■ **Work to do**
Identify the lines that contain the string "title", then copy each of them.

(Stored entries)
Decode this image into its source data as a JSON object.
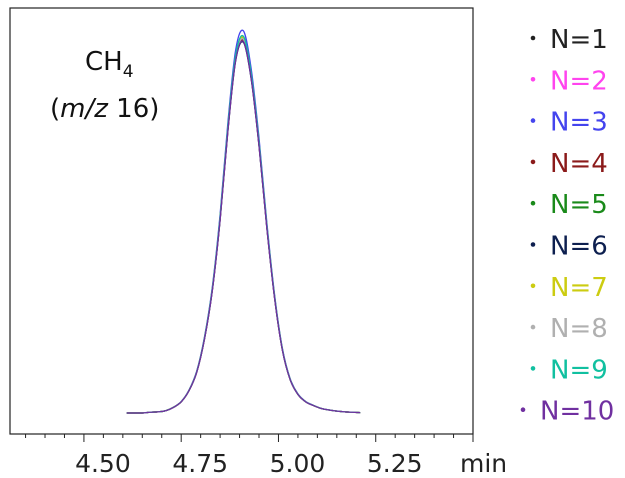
{
  "chart_data": {
    "type": "line",
    "title": "",
    "annotation": {
      "species": "CH",
      "subscript": "4",
      "open_paren": "(",
      "mz_label": "m/z",
      "mz_value": " 16)"
    },
    "xlabel": "min",
    "ylabel": "",
    "xlim": [
      4.31,
      5.5
    ],
    "ylim": [
      -5.5,
      106
    ],
    "x_ticks_major": [
      4.5,
      4.75,
      5.0,
      5.25,
      5.5
    ],
    "x_tick_labels": [
      "4.50",
      "4.75",
      "5.00",
      "5.25"
    ],
    "x_minor_step": 0.05,
    "grid": false,
    "legend_placement": "right",
    "x": [
      4.61,
      4.63,
      4.65,
      4.67,
      4.69,
      4.71,
      4.73,
      4.75,
      4.77,
      4.79,
      4.81,
      4.83,
      4.85,
      4.87,
      4.89,
      4.91,
      4.93,
      4.95,
      4.97,
      4.99,
      5.01,
      5.03,
      5.05,
      5.07,
      5.09,
      5.11,
      5.13,
      5.15,
      5.17,
      5.19,
      5.21
    ],
    "profile": [
      0,
      0,
      0,
      0.2,
      0.3,
      0.6,
      1.5,
      3,
      6,
      11,
      20,
      33,
      52,
      76,
      95,
      100,
      90,
      72,
      50,
      31,
      17,
      9,
      5,
      3,
      2,
      1.2,
      0.8,
      0.5,
      0.3,
      0.2,
      0.1
    ],
    "series": [
      {
        "name": "N=1",
        "color": "#222222",
        "peak": 98
      },
      {
        "name": "N=2",
        "color": "#ff44ee",
        "peak": 98.5
      },
      {
        "name": "N=3",
        "color": "#4444ee",
        "peak": 100
      },
      {
        "name": "N=4",
        "color": "#8b1a1a",
        "peak": 97.5
      },
      {
        "name": "N=5",
        "color": "#1a8a1a",
        "peak": 98
      },
      {
        "name": "N=6",
        "color": "#0d1f4f",
        "peak": 97
      },
      {
        "name": "N=7",
        "color": "#cccc11",
        "peak": 98.2
      },
      {
        "name": "N=8",
        "color": "#b0b0b0",
        "peak": 97.8
      },
      {
        "name": "N=9",
        "color": "#11c0a0",
        "peak": 98.6
      },
      {
        "name": "N=10",
        "color": "#7030a0",
        "peak": 97.2
      }
    ]
  }
}
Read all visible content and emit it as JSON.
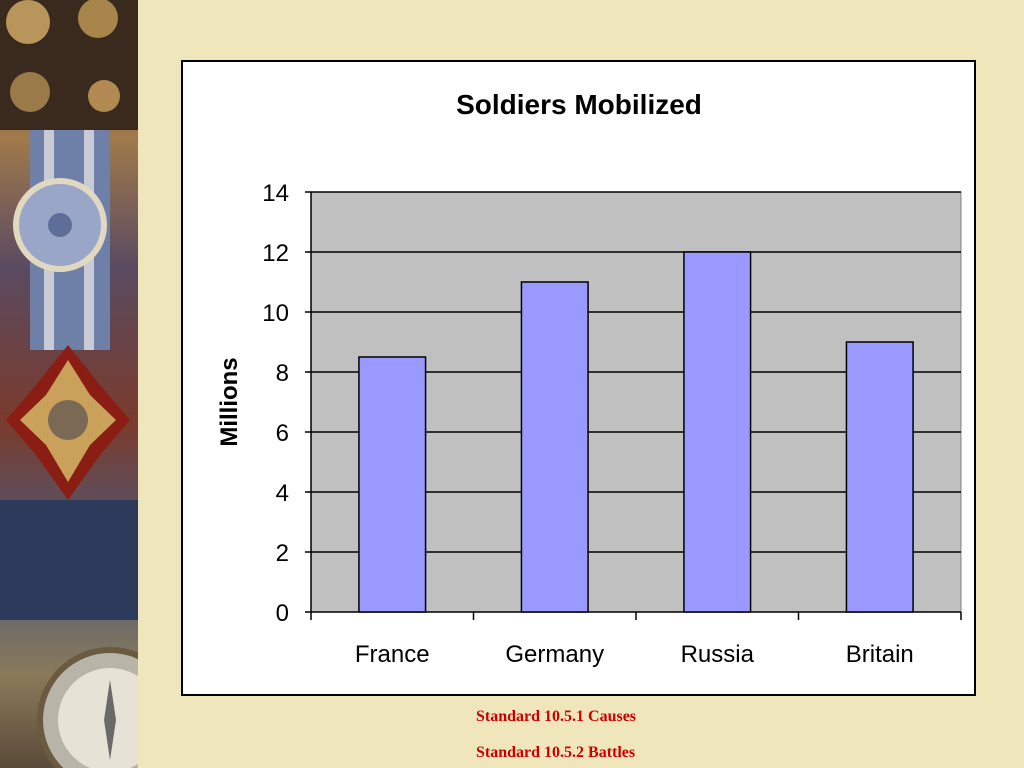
{
  "colors": {
    "page_background": "#efe6bc",
    "plot_background": "#c0c0c0",
    "bar_fill": "#9999ff",
    "footer_text": "#cc0000"
  },
  "side_art": {
    "icon": "medal-and-compass-decorative-image"
  },
  "chart_data": {
    "type": "bar",
    "title": "Soldiers Mobilized",
    "xlabel": "",
    "ylabel": "Millions",
    "categories": [
      "France",
      "Germany",
      "Russia",
      "Britain"
    ],
    "values": [
      8.5,
      11,
      12,
      9
    ],
    "ylim": [
      0,
      14
    ],
    "yticks": [
      "0",
      "2",
      "4",
      "6",
      "8",
      "10",
      "12",
      "14"
    ],
    "grid": true,
    "legend": "none"
  },
  "footer": {
    "standard_causes": "Standard 10.5.1 Causes",
    "standard_battles": "Standard 10.5.2 Battles"
  }
}
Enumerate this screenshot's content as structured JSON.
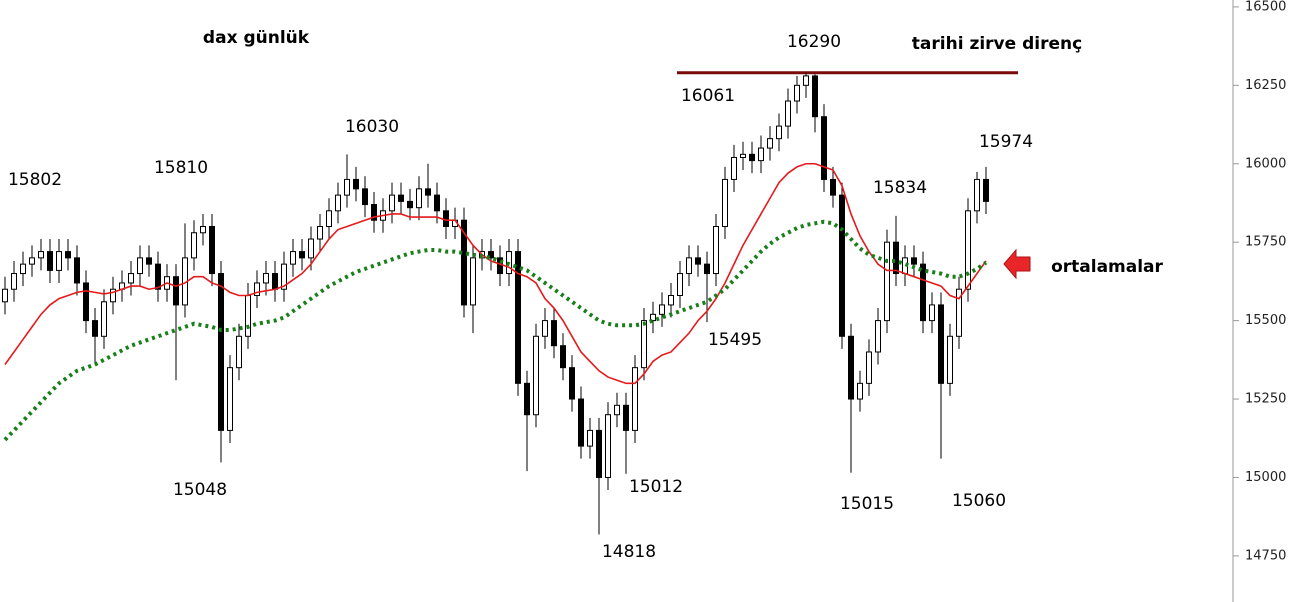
{
  "chart_data": {
    "type": "candlestick",
    "title": "dax günlük",
    "open": [
      15560,
      15600,
      15650,
      15680,
      15700,
      15720,
      15660,
      15720,
      15700,
      15620,
      15500,
      15450,
      15560,
      15600,
      15620,
      15650,
      15700,
      15680,
      15600,
      15640,
      15550,
      15700,
      15780,
      15800,
      15650,
      15150,
      15350,
      15450,
      15580,
      15620,
      15650,
      15600,
      15680,
      15720,
      15700,
      15760,
      15800,
      15850,
      15900,
      15950,
      15920,
      15870,
      15820,
      15850,
      15900,
      15880,
      15860,
      15920,
      15900,
      15850,
      15800,
      15820,
      15550,
      15700,
      15720,
      15700,
      15650,
      15720,
      15300,
      15200,
      15450,
      15500,
      15420,
      15350,
      15250,
      15100,
      15150,
      15000,
      15200,
      15230,
      15150,
      15350,
      15500,
      15520,
      15550,
      15580,
      15650,
      15700,
      15680,
      15650,
      15800,
      15950,
      16020,
      16030,
      16010,
      16050,
      16080,
      16120,
      16200,
      16250,
      16280,
      16150,
      15950,
      15900,
      15450,
      15250,
      15300,
      15400,
      15500,
      15750,
      15650,
      15700,
      15680,
      15500,
      15550,
      15300,
      15450,
      15600,
      15850,
      15950
    ],
    "high": [
      15640,
      15690,
      15720,
      15740,
      15760,
      15760,
      15760,
      15760,
      15740,
      15660,
      15540,
      15600,
      15640,
      15660,
      15690,
      15740,
      15740,
      15720,
      15680,
      15680,
      15810,
      15820,
      15840,
      15840,
      15690,
      15390,
      15490,
      15620,
      15660,
      15690,
      15690,
      15720,
      15760,
      15760,
      15800,
      15840,
      15890,
      15940,
      16030,
      15990,
      15960,
      15910,
      15890,
      15940,
      15940,
      15920,
      15960,
      16000,
      15940,
      15890,
      15860,
      15860,
      15740,
      15760,
      15760,
      15740,
      15760,
      15760,
      15340,
      15490,
      15540,
      15540,
      15460,
      15390,
      15290,
      15190,
      15190,
      15240,
      15270,
      15270,
      15390,
      15540,
      15560,
      15590,
      15620,
      15690,
      15740,
      15740,
      15720,
      15840,
      15990,
      16060,
      16070,
      16070,
      16090,
      16120,
      16160,
      16240,
      16280,
      16290,
      16285,
      16190,
      15990,
      15940,
      15490,
      15340,
      15440,
      15540,
      15790,
      15834,
      15740,
      15740,
      15720,
      15590,
      15590,
      15490,
      15640,
      15890,
      15974,
      15990
    ],
    "low": [
      15520,
      15560,
      15610,
      15640,
      15660,
      15620,
      15620,
      15660,
      15580,
      15460,
      15360,
      15410,
      15520,
      15560,
      15580,
      15610,
      15640,
      15560,
      15560,
      15310,
      15510,
      15660,
      15740,
      15610,
      15048,
      15110,
      15310,
      15410,
      15540,
      15580,
      15560,
      15560,
      15640,
      15660,
      15660,
      15720,
      15760,
      15810,
      15860,
      15880,
      15830,
      15780,
      15780,
      15810,
      15840,
      15820,
      15820,
      15860,
      15810,
      15760,
      15760,
      15510,
      15460,
      15660,
      15660,
      15610,
      15610,
      15260,
      15020,
      15160,
      15410,
      15380,
      15310,
      15210,
      15060,
      15060,
      14818,
      14960,
      15160,
      15012,
      15110,
      15310,
      15460,
      15480,
      15510,
      15540,
      15610,
      15640,
      15495,
      15610,
      15760,
      15910,
      15980,
      15970,
      15970,
      16010,
      16040,
      16080,
      16160,
      16210,
      16100,
      15910,
      15860,
      15410,
      15015,
      15210,
      15260,
      15360,
      15460,
      15610,
      15610,
      15640,
      15460,
      15460,
      15060,
      15260,
      15410,
      15560,
      15810,
      15840
    ],
    "close": [
      15600,
      15650,
      15680,
      15700,
      15720,
      15660,
      15720,
      15700,
      15620,
      15500,
      15450,
      15560,
      15600,
      15620,
      15650,
      15700,
      15680,
      15600,
      15640,
      15550,
      15700,
      15780,
      15800,
      15650,
      15150,
      15350,
      15450,
      15580,
      15620,
      15650,
      15600,
      15680,
      15720,
      15700,
      15760,
      15800,
      15850,
      15900,
      15950,
      15920,
      15870,
      15820,
      15850,
      15900,
      15880,
      15860,
      15920,
      15900,
      15850,
      15800,
      15820,
      15550,
      15700,
      15720,
      15700,
      15650,
      15720,
      15300,
      15200,
      15450,
      15500,
      15420,
      15350,
      15250,
      15100,
      15150,
      15000,
      15200,
      15230,
      15150,
      15350,
      15500,
      15520,
      15550,
      15580,
      15650,
      15700,
      15680,
      15650,
      15800,
      15950,
      16020,
      16030,
      16010,
      16050,
      16080,
      16120,
      16200,
      16250,
      16280,
      16150,
      15950,
      15900,
      15450,
      15250,
      15300,
      15400,
      15500,
      15750,
      15650,
      15700,
      15680,
      15500,
      15550,
      15300,
      15450,
      15600,
      15850,
      15950,
      15880
    ],
    "up_color": "#ffffff",
    "down_color": "#000000",
    "series": [
      {
        "type": "line",
        "color": "#e41a1c",
        "values": [
          15360,
          15400,
          15440,
          15480,
          15520,
          15550,
          15570,
          15580,
          15590,
          15595,
          15590,
          15585,
          15590,
          15600,
          15610,
          15610,
          15600,
          15605,
          15620,
          15610,
          15620,
          15640,
          15640,
          15620,
          15610,
          15590,
          15580,
          15580,
          15590,
          15595,
          15600,
          15610,
          15630,
          15650,
          15680,
          15720,
          15760,
          15790,
          15800,
          15810,
          15820,
          15830,
          15835,
          15840,
          15840,
          15830,
          15830,
          15830,
          15830,
          15820,
          15820,
          15780,
          15740,
          15710,
          15690,
          15680,
          15670,
          15650,
          15640,
          15620,
          15570,
          15540,
          15500,
          15450,
          15400,
          15370,
          15340,
          15320,
          15310,
          15300,
          15300,
          15330,
          15370,
          15390,
          15400,
          15430,
          15460,
          15500,
          15530,
          15570,
          15620,
          15680,
          15740,
          15790,
          15840,
          15890,
          15940,
          15970,
          15990,
          16000,
          16000,
          15990,
          15980,
          15930,
          15840,
          15770,
          15720,
          15680,
          15660,
          15660,
          15650,
          15640,
          15630,
          15620,
          15610,
          15580,
          15570,
          15610,
          15650,
          15690
        ]
      },
      {
        "type": "line",
        "style": "dotted",
        "color": "#1a7f1a",
        "values": [
          15120,
          15150,
          15180,
          15210,
          15240,
          15270,
          15300,
          15320,
          15340,
          15350,
          15360,
          15375,
          15390,
          15405,
          15420,
          15430,
          15440,
          15450,
          15460,
          15470,
          15480,
          15490,
          15485,
          15480,
          15470,
          15470,
          15475,
          15480,
          15490,
          15495,
          15500,
          15510,
          15530,
          15550,
          15570,
          15590,
          15610,
          15625,
          15640,
          15655,
          15665,
          15675,
          15685,
          15695,
          15705,
          15715,
          15720,
          15725,
          15725,
          15720,
          15720,
          15715,
          15710,
          15705,
          15700,
          15690,
          15680,
          15670,
          15660,
          15640,
          15620,
          15600,
          15580,
          15560,
          15540,
          15520,
          15500,
          15490,
          15485,
          15485,
          15485,
          15490,
          15500,
          15510,
          15520,
          15530,
          15540,
          15550,
          15560,
          15580,
          15600,
          15630,
          15660,
          15690,
          15720,
          15745,
          15765,
          15780,
          15795,
          15805,
          15810,
          15815,
          15810,
          15790,
          15760,
          15730,
          15710,
          15700,
          15690,
          15690,
          15680,
          15670,
          15660,
          15655,
          15650,
          15640,
          15640,
          15650,
          15665,
          15685
        ]
      }
    ],
    "hline": {
      "value": 16290,
      "color": "#7b0a0a"
    },
    "ylim": [
      14603,
      16522
    ],
    "yticks": [
      14750,
      15000,
      15250,
      15500,
      15750,
      16000,
      16250,
      16500
    ],
    "annotations": [
      {
        "text": "15802"
      },
      {
        "text": "15810"
      },
      {
        "text": "16030"
      },
      {
        "text": "15048"
      },
      {
        "text": "16290"
      },
      {
        "text": "16061"
      },
      {
        "text": "15495"
      },
      {
        "text": "15012"
      },
      {
        "text": "14818"
      },
      {
        "text": "15834"
      },
      {
        "text": "15974"
      },
      {
        "text": "15015"
      },
      {
        "text": "15060"
      },
      {
        "text": "tarihi zirve direnç",
        "color": "#7b0a0a"
      },
      {
        "text": "ortalamalar",
        "color": "#e8262a"
      }
    ]
  }
}
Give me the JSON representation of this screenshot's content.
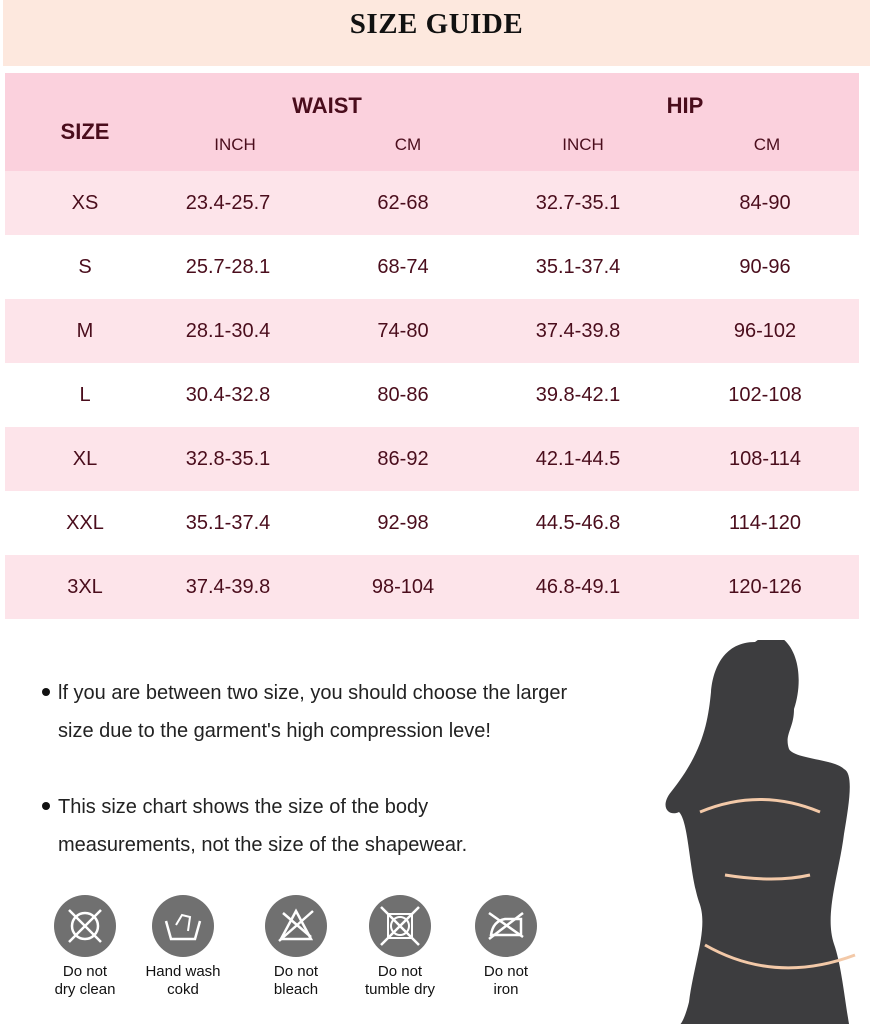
{
  "title": "SIZE GUIDE",
  "table": {
    "size_header": "SIZE",
    "waist_header": "WAIST",
    "hip_header": "HIP",
    "sub_headers": [
      "INCH",
      "CM",
      "INCH",
      "CM"
    ],
    "rows": [
      [
        "XS",
        "23.4-25.7",
        "62-68",
        "32.7-35.1",
        "84-90"
      ],
      [
        "S",
        "25.7-28.1",
        "68-74",
        "35.1-37.4",
        "90-96"
      ],
      [
        "M",
        "28.1-30.4",
        "74-80",
        "37.4-39.8",
        "96-102"
      ],
      [
        "L",
        "30.4-32.8",
        "80-86",
        "39.8-42.1",
        "102-108"
      ],
      [
        "XL",
        "32.8-35.1",
        "86-92",
        "42.1-44.5",
        "108-114"
      ],
      [
        "XXL",
        "35.1-37.4",
        "92-98",
        "44.5-46.8",
        "114-120"
      ],
      [
        "3XL",
        "37.4-39.8",
        "98-104",
        "46.8-49.1",
        "120-126"
      ]
    ]
  },
  "notes": [
    "lf you are between two size, you should choose the larger size due to the garment's high compression leve!",
    "This size chart shows the size of the body measurements, not the size of the shapewear."
  ],
  "care": [
    {
      "icon": "no-dry-clean-icon",
      "line1": "Do not",
      "line2": "dry clean"
    },
    {
      "icon": "hand-wash-icon",
      "line1": "Hand wash",
      "line2": "cokd"
    },
    {
      "icon": "no-bleach-icon",
      "line1": "Do not",
      "line2": "bleach"
    },
    {
      "icon": "no-tumble-dry-icon",
      "line1": "Do not",
      "line2": "tumble dry"
    },
    {
      "icon": "no-iron-icon",
      "line1": "Do not",
      "line2": "iron"
    }
  ],
  "colors": {
    "banner": "#fde8de",
    "header": "#fbd1dd",
    "row_alt": "#fde4ea",
    "text": "#4a0d1c",
    "icon": "#707070",
    "measure": "#f3c9a8"
  }
}
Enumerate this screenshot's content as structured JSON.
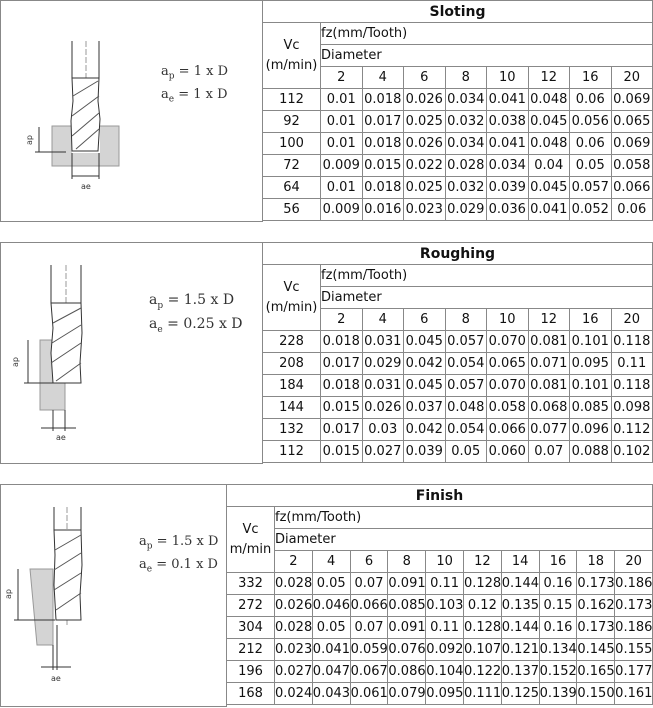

■ **Task output**
    "title": "",
    "title": "Soldiers Mobilized",
    "title": "dax günlük",
  "title": "SIZE GUIDE",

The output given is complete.